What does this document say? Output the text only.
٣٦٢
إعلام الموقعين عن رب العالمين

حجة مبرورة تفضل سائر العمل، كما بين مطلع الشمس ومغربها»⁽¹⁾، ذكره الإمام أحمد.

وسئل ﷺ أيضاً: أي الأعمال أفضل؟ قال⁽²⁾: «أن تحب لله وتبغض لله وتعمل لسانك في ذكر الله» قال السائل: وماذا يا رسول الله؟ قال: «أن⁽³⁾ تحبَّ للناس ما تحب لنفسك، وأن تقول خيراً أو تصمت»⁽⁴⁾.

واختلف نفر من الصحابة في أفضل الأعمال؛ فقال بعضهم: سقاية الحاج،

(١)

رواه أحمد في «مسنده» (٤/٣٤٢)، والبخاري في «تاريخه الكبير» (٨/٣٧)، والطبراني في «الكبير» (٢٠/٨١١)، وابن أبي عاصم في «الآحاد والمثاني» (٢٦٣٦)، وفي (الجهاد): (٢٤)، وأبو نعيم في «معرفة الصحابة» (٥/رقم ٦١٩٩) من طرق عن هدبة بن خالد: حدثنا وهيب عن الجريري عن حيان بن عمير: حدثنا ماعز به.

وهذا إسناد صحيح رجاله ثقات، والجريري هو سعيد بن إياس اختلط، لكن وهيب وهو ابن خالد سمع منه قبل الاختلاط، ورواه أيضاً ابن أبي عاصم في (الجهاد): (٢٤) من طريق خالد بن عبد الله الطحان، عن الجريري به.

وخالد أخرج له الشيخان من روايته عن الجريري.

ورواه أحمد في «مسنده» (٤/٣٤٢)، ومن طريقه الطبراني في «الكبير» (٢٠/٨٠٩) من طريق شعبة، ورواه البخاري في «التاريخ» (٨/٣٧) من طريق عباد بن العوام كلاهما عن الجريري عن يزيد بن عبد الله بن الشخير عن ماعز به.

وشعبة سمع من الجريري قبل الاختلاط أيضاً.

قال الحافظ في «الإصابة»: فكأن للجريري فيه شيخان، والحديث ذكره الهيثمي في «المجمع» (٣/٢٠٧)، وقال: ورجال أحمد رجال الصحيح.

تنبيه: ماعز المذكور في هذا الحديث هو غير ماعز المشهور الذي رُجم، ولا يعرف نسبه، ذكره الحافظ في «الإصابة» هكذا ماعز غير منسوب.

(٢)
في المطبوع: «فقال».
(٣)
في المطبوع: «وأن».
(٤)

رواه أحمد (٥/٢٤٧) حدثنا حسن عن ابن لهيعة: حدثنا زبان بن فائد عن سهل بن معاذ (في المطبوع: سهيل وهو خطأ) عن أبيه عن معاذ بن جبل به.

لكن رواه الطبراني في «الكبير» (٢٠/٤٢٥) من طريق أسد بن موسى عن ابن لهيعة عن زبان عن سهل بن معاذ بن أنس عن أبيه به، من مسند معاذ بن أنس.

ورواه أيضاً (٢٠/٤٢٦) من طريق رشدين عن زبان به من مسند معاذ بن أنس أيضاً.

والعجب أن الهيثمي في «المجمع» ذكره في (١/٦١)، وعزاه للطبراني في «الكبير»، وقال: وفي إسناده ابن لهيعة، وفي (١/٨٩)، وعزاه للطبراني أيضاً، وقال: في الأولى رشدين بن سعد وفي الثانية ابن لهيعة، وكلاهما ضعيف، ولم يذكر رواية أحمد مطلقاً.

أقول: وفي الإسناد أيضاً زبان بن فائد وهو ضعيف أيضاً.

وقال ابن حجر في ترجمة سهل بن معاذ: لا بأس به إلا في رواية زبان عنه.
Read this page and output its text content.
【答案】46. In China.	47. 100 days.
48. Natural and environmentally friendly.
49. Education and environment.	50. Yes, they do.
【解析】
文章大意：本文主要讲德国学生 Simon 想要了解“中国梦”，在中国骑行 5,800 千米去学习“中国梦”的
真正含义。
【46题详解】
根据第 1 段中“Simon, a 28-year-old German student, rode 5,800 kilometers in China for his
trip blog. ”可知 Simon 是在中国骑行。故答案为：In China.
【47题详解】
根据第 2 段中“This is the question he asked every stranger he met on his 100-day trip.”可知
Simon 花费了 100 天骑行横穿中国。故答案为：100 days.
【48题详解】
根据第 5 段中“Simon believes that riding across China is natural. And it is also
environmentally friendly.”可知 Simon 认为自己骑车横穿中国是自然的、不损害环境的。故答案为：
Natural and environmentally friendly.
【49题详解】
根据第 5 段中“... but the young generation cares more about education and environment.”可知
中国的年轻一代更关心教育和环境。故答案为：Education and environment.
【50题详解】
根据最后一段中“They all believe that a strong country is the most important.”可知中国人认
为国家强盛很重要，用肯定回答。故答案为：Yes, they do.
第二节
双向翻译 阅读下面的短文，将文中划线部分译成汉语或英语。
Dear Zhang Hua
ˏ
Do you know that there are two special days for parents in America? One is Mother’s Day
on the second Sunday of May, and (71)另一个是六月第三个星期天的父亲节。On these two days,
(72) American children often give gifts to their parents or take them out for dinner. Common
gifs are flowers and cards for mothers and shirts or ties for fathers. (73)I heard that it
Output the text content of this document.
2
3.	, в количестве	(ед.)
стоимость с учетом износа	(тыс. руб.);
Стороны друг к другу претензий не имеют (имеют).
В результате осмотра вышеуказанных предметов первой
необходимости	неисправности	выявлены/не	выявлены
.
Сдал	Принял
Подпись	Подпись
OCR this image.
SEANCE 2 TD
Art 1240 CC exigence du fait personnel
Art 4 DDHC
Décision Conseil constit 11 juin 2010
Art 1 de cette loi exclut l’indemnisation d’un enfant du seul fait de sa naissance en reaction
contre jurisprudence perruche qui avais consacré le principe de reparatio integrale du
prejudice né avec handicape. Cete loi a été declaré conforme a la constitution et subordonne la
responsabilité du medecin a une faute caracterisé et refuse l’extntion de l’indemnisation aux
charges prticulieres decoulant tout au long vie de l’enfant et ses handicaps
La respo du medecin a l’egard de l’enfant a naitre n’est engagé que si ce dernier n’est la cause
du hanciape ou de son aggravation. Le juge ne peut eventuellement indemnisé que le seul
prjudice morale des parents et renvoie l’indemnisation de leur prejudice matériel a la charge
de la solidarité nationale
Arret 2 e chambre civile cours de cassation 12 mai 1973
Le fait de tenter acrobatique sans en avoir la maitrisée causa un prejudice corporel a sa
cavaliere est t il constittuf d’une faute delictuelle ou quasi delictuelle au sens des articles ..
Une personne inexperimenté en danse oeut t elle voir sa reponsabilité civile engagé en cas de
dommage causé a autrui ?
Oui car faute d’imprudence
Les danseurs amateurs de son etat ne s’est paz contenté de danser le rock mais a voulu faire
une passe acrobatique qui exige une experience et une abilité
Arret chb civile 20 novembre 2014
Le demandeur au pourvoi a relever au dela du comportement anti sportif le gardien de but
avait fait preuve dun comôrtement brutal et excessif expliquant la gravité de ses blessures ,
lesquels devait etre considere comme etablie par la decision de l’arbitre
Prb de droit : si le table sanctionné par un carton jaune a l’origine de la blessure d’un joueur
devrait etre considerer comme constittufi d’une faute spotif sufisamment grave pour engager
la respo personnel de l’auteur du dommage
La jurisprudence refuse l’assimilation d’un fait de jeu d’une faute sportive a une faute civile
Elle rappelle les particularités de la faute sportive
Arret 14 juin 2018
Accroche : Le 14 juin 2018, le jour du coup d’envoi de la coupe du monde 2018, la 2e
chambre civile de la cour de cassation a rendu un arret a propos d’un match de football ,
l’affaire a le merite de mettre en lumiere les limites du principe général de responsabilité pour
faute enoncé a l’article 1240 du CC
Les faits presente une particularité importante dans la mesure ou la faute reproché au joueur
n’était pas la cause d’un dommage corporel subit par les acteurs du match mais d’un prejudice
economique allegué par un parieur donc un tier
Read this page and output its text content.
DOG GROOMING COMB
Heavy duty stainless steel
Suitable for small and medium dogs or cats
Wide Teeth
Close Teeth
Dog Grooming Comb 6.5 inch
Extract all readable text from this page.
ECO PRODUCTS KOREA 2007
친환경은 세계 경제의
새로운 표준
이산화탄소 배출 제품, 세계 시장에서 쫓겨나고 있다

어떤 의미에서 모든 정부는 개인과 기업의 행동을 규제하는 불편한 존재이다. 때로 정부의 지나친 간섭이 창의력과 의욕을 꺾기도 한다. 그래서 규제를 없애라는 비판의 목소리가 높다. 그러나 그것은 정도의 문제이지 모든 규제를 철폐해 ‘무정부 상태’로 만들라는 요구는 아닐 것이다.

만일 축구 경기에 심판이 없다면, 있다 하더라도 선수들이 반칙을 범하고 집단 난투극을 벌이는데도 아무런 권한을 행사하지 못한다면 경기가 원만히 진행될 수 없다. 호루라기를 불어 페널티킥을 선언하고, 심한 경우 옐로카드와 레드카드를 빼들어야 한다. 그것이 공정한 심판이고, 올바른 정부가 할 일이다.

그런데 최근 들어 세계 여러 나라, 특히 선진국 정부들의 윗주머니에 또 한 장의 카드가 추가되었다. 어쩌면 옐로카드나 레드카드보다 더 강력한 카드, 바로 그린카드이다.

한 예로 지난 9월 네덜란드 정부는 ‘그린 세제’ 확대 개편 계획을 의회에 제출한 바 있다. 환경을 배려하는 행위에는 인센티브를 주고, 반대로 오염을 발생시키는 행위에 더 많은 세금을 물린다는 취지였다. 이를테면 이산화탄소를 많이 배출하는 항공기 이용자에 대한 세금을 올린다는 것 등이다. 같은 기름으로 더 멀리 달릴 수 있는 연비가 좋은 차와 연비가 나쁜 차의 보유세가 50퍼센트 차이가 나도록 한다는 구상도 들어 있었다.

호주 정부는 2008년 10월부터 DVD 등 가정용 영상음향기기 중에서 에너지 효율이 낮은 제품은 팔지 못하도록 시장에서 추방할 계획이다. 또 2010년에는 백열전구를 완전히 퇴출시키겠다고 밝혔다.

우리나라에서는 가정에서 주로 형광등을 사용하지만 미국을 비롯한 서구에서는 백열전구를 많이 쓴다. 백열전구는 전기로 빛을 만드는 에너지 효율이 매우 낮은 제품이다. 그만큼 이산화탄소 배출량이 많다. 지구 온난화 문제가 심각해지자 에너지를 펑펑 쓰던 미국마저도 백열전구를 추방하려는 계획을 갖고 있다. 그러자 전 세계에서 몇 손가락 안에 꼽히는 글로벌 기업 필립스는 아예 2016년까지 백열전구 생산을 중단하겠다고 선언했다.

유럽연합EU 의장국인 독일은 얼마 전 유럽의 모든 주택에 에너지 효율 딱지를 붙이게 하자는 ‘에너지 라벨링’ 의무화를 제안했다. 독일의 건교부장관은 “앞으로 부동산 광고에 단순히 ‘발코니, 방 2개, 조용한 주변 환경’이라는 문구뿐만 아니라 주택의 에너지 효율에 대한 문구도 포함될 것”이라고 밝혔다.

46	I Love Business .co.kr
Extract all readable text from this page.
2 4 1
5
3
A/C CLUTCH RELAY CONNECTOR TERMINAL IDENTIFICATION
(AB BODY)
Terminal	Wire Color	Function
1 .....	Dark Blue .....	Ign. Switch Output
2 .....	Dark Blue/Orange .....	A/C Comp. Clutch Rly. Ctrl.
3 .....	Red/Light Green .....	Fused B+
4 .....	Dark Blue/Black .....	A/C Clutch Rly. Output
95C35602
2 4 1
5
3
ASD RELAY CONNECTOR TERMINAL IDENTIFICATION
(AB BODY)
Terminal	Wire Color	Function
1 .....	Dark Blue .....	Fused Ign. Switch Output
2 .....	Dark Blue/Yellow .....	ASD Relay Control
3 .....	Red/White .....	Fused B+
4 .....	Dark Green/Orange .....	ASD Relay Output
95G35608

=-=-=

_Exercise goal:_
Each line with the string "وهيب" in it needs to be found and copied.

_Task response:_
رواه أحمد في «مسنده» (٤/٣٤٢)، والبخاري في «تاريخه الكبير» (٨/٣٧)، والطبراني في «الكبير» (٢٠/٨١١)، وابن أبي عاصم في «الآحاد والمثاني» (٢٦٣٦)، وفي (الجهاد): (٢٤)، وأبو نعيم في «معرفة الصحابة» (٥/رقم ٦١٩٩) من طرق عن هدبة بن خالد: حدثنا وهيب عن الجريري عن حيان بن عمير: حدثنا ماعز به.
وهذا إسناد صحيح رجاله ثقات، والجريري هو سعيد بن إياس اختلط، لكن وهيب وهو ابن خالد سمع منه قبل الاختلاط، ورواه أيضاً ابن أبي عاصم في (الجهاد): (٢٤) من طريق خالد بن عبد الله الطحان، عن الجريري به.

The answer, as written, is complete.